§ Work to do
List all lines of the data that include the string "všetky".

-- Begin --

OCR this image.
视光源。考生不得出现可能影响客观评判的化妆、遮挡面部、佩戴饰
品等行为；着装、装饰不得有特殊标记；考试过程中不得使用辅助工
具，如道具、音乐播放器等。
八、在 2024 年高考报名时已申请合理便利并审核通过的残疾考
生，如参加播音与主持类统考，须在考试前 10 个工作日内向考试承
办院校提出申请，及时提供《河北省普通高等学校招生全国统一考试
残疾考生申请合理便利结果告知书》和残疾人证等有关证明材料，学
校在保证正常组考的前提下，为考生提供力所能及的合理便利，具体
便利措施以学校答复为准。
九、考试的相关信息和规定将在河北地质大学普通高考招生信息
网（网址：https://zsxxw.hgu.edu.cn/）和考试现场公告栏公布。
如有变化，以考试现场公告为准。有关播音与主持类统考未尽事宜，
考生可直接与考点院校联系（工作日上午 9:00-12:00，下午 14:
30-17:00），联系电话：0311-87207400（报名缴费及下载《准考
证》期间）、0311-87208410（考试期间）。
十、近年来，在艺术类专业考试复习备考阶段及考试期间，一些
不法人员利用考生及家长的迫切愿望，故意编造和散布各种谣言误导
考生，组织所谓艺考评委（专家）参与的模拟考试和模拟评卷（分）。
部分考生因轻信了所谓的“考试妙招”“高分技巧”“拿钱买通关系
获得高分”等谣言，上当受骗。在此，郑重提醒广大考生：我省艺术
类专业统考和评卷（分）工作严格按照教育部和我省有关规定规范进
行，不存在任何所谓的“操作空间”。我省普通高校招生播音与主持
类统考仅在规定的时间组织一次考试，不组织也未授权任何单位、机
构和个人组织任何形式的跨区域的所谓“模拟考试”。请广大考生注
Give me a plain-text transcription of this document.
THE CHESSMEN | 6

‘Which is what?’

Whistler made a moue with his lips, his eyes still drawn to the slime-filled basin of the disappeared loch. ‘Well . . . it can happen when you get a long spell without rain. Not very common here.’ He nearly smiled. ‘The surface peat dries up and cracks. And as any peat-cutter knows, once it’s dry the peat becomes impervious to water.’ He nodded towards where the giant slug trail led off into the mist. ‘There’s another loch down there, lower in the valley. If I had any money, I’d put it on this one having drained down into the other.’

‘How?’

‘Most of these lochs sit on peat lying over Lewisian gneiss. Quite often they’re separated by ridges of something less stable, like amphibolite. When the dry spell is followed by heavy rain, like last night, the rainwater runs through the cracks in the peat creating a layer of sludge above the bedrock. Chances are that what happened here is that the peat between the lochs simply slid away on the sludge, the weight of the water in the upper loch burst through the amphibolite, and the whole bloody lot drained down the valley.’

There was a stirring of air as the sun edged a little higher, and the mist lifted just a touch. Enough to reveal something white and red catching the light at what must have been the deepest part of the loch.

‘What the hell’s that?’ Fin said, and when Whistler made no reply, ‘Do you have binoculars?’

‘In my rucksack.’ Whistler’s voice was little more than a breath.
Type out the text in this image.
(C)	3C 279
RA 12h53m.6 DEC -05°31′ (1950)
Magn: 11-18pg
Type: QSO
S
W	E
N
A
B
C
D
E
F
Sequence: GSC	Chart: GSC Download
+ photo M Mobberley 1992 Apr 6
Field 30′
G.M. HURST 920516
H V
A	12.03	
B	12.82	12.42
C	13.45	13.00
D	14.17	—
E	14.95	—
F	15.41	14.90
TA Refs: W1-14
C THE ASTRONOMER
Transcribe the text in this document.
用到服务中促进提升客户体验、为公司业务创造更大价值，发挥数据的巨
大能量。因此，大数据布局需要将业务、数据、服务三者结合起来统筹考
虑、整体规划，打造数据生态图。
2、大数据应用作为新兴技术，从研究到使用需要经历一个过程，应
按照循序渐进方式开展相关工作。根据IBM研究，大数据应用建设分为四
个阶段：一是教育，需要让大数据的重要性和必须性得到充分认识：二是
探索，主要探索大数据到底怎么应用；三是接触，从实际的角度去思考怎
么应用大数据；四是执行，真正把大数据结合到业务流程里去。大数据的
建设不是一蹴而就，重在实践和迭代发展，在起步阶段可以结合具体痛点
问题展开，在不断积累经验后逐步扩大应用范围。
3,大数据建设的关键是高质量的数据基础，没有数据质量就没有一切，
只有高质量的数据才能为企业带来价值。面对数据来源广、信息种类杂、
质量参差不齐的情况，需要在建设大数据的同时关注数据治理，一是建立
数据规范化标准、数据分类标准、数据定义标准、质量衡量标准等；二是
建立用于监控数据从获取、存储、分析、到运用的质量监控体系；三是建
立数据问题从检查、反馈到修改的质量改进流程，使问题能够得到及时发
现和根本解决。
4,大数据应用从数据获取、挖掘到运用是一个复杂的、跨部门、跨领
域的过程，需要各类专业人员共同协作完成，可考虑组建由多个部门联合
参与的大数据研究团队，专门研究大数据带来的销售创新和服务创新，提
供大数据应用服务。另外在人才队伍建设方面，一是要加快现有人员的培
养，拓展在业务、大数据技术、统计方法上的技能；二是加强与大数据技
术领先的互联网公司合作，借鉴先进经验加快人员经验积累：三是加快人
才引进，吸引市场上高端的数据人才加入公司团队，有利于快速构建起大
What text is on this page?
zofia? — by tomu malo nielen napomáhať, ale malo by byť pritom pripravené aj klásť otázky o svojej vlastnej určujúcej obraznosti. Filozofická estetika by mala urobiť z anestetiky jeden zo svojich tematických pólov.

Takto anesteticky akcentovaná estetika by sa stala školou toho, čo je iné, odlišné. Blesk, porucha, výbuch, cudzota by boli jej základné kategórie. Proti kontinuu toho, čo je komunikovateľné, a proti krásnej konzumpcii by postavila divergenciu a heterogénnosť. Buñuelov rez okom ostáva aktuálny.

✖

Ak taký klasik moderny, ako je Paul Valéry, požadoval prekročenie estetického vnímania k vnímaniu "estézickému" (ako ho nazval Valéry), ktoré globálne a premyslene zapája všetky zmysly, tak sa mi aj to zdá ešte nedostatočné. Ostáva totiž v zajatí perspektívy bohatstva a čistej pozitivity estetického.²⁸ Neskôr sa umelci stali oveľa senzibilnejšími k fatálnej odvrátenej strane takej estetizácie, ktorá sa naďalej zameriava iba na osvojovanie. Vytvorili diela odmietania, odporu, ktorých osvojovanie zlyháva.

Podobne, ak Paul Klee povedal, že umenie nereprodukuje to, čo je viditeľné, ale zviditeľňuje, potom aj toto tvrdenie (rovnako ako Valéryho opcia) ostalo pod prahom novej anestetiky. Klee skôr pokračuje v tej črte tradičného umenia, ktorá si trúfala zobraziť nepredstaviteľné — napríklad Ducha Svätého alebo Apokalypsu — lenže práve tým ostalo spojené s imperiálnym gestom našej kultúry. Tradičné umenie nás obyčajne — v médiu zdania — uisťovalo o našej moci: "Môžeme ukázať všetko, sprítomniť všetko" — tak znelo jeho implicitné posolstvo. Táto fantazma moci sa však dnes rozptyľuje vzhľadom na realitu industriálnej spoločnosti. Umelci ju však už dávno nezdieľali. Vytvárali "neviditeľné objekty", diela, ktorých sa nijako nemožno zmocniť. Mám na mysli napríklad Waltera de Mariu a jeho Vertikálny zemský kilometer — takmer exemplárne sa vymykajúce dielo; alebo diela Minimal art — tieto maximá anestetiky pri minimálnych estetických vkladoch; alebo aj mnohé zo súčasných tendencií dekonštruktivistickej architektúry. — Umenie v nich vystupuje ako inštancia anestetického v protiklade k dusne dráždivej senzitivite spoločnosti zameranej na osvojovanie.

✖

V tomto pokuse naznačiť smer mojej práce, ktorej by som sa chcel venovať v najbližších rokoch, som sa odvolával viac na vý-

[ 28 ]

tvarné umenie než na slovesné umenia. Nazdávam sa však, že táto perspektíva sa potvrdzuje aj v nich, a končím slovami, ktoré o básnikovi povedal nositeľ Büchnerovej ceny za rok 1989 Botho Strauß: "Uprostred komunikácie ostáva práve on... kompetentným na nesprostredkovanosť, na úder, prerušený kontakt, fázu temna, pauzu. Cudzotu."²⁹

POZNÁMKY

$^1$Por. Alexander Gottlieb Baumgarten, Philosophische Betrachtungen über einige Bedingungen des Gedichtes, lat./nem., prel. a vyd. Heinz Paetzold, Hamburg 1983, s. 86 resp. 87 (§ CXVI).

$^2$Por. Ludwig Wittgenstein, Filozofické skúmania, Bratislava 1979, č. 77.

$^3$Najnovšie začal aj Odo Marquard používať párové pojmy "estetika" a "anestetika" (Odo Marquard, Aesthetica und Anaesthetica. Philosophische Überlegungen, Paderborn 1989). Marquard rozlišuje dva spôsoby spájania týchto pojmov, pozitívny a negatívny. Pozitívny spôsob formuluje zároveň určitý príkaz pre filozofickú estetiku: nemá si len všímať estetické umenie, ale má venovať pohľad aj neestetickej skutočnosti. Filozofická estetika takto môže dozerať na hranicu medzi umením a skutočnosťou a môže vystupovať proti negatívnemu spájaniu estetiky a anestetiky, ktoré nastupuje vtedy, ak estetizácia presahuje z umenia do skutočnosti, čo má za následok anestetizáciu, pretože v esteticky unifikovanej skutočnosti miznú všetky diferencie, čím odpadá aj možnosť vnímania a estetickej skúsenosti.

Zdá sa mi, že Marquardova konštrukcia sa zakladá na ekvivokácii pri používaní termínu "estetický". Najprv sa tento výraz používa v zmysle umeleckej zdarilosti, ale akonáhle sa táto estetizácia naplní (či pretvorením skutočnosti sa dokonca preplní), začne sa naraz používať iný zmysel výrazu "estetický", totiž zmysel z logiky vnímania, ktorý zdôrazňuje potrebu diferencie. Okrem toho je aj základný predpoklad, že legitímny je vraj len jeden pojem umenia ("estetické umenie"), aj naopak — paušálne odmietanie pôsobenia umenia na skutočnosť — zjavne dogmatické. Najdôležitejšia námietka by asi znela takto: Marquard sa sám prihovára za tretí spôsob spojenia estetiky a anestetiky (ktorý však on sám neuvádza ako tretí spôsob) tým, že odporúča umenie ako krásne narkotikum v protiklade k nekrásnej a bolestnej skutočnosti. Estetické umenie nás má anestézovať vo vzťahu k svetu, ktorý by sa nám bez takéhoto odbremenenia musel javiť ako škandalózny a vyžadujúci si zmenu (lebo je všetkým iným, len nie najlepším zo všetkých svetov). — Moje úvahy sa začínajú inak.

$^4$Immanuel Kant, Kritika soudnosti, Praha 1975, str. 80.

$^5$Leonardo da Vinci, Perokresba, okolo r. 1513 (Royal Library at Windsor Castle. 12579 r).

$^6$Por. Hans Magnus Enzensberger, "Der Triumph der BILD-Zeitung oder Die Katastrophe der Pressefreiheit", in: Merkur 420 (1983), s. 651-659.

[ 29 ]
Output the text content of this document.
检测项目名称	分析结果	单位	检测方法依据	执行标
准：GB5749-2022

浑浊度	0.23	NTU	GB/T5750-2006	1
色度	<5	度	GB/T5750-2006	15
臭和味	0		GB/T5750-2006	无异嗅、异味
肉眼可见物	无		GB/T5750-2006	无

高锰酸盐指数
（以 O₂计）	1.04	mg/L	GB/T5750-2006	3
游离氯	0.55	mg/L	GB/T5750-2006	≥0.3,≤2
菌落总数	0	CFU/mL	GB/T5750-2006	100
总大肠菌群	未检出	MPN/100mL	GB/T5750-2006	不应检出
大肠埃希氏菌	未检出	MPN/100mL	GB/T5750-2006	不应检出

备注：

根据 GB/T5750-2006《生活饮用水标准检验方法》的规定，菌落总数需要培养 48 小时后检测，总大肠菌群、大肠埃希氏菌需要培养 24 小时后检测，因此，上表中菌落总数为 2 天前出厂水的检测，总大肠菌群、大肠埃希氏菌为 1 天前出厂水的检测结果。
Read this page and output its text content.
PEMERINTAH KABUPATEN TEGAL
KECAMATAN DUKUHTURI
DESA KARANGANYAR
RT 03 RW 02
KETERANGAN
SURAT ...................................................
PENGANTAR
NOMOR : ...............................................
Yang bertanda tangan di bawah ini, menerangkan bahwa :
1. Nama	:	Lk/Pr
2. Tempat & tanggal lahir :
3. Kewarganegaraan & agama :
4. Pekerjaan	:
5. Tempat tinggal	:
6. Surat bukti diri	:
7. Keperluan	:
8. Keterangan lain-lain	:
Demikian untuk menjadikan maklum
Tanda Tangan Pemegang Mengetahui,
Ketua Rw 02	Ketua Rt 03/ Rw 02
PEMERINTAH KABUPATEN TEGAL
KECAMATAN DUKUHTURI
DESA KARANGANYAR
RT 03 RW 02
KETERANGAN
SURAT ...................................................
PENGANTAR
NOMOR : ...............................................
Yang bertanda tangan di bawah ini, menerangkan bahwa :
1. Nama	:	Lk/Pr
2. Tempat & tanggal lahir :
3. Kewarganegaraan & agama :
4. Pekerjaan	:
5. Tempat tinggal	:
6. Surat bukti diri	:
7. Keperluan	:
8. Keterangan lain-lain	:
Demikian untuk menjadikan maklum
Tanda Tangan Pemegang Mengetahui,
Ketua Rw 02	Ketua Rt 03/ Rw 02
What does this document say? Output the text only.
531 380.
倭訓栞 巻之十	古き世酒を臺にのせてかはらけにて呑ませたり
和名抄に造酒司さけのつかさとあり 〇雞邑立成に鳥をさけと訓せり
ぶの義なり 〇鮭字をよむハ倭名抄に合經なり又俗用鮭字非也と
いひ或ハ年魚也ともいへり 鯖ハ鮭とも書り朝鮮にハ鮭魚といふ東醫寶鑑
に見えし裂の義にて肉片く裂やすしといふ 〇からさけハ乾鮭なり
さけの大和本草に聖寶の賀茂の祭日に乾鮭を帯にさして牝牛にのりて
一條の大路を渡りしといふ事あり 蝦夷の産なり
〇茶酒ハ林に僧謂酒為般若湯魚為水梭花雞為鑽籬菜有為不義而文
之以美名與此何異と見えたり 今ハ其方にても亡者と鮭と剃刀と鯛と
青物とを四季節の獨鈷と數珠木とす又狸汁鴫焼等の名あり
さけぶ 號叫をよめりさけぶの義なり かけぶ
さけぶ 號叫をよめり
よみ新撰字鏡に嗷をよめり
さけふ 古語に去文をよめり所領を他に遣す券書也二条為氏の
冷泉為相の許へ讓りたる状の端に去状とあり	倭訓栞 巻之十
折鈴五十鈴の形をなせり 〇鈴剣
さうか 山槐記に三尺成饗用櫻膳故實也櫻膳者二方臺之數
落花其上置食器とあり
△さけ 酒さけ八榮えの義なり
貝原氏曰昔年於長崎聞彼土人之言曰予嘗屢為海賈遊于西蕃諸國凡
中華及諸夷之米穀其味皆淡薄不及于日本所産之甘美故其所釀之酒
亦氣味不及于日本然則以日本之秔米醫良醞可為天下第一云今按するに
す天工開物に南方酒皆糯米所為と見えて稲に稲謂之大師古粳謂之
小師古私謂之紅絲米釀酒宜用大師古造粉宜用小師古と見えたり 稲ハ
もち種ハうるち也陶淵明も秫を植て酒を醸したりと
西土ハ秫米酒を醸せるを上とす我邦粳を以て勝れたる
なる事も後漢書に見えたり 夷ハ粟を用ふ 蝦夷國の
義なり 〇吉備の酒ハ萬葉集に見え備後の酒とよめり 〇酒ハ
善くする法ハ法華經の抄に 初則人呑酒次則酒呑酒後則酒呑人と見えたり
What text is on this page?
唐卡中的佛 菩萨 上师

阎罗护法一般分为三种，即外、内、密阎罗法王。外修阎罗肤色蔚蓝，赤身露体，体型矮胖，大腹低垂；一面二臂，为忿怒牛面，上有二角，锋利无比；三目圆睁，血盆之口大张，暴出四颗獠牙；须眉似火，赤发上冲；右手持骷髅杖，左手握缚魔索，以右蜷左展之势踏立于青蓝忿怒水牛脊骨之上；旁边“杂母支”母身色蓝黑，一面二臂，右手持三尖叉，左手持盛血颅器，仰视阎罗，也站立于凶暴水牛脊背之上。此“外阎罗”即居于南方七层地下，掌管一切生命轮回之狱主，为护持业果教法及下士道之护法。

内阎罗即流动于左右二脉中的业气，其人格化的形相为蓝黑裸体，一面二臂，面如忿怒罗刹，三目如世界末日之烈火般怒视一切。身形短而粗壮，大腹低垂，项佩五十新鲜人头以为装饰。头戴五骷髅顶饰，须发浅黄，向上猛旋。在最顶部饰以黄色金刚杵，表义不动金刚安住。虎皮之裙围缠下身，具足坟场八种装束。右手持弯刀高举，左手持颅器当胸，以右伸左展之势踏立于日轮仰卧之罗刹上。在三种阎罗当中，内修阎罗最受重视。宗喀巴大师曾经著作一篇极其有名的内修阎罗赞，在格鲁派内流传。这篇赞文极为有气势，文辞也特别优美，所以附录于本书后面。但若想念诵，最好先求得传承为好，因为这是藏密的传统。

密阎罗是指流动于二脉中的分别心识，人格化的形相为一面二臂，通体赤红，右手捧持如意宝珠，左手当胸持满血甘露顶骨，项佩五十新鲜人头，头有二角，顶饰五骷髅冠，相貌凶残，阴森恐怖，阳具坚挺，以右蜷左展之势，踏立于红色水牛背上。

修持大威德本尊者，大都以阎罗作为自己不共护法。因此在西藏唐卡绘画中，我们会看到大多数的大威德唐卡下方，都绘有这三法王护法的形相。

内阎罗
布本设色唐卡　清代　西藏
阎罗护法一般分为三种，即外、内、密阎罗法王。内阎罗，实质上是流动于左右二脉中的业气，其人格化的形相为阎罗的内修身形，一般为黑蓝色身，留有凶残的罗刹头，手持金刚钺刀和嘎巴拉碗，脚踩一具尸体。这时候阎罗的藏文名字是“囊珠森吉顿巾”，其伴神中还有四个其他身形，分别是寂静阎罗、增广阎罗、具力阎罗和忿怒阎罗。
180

-- End --

§ Task answer
Ak taký klasik moderny, ako je Paul Valéry, požadoval prekročenie estetického vnímania k vnímaniu "estézickému" (ako ho nazval Valéry), ktoré globálne a premyslene zapája všetky zmysly, tak sa mi aj to zdá ešte nedostatočné. Ostáva totiž v zajatí perspektívy bohatstva a čistej pozitivity estetického.²⁸ Neskôr sa umelci stali oveľa senzibilnejšími k fatálnej odvrátenej strane takej estetizácie, ktorá sa naďalej zameriava iba na osvojovanie. Vytvorili diela odmietania, odporu, ktorých osvojovanie zlyháva.
$^3$Najnovšie začal aj Odo Marquard používať párové pojmy "estetika" a "anestetika" (Odo Marquard, Aesthetica und Anaesthetica. Philosophische Überlegungen, Paderborn 1989). Marquard rozlišuje dva spôsoby spájania týchto pojmov, pozitívny a negatívny. Pozitívny spôsob formuluje zároveň určitý príkaz pre filozofickú estetiku: nemá si len všímať estetické umenie, ale má venovať pohľad aj neestetickej skutočnosti. Filozofická estetika takto môže dozerať na hranicu medzi umením a skutočnosťou a môže vystupovať proti negatívnemu spájaniu estetiky a anestetiky, ktoré nastupuje vtedy, ak estetizácia presahuje z umenia do skutočnosti, čo má za následok anestetizáciu, pretože v esteticky unifikovanej skutočnosti miznú všetky diferencie, čím odpadá aj možnosť vnímania a estetickej skúsenosti.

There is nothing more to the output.